(Dataset excerpt)
:::
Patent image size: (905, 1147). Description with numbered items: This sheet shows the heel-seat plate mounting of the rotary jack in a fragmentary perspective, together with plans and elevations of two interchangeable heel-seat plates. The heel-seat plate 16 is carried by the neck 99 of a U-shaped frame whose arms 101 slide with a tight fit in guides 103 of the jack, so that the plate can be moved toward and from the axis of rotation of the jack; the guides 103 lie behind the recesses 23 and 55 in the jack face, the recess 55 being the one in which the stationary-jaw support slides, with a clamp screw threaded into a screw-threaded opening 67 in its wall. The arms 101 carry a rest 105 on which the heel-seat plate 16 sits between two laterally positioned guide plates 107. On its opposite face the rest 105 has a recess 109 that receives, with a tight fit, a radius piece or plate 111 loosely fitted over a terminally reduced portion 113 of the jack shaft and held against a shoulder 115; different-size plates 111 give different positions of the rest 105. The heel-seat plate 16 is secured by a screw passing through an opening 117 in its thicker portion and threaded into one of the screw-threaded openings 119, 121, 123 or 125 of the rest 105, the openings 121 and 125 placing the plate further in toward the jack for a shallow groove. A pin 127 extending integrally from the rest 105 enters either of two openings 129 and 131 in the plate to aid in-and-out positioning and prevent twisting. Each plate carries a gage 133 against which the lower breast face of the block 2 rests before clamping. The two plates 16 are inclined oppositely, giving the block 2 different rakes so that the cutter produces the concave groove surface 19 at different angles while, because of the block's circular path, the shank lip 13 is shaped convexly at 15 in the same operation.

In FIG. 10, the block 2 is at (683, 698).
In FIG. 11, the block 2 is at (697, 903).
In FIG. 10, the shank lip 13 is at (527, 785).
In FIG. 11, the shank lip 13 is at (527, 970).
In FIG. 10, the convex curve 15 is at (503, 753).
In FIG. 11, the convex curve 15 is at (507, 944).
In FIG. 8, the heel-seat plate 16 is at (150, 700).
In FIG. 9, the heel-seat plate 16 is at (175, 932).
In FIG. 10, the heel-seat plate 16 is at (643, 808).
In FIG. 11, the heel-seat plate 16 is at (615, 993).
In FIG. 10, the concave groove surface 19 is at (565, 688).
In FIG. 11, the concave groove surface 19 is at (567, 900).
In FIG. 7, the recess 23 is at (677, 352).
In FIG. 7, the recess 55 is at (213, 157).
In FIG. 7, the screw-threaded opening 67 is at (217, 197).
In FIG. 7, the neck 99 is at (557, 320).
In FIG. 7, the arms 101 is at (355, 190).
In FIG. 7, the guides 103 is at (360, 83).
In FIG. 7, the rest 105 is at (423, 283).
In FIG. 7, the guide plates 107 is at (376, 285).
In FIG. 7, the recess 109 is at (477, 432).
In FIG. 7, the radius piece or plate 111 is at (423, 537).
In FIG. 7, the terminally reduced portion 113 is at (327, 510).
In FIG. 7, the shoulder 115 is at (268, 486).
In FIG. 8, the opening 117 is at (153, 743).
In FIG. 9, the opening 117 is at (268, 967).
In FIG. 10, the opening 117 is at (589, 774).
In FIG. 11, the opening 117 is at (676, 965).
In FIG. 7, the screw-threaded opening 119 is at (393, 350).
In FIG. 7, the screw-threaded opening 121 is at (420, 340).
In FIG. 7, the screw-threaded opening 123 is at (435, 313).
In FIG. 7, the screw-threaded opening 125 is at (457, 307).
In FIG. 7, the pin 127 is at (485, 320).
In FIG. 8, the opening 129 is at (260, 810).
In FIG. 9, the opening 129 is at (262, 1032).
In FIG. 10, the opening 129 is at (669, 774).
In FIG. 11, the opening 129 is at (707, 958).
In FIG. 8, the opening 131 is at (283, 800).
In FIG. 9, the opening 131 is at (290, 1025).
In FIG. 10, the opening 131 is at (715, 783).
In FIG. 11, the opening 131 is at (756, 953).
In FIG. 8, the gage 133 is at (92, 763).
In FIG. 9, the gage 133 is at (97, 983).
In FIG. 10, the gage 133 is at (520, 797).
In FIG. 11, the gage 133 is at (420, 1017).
:::
Set task: Count the lines of the data above that contain the word "arms", and reply with only that number.

Output of the task: 2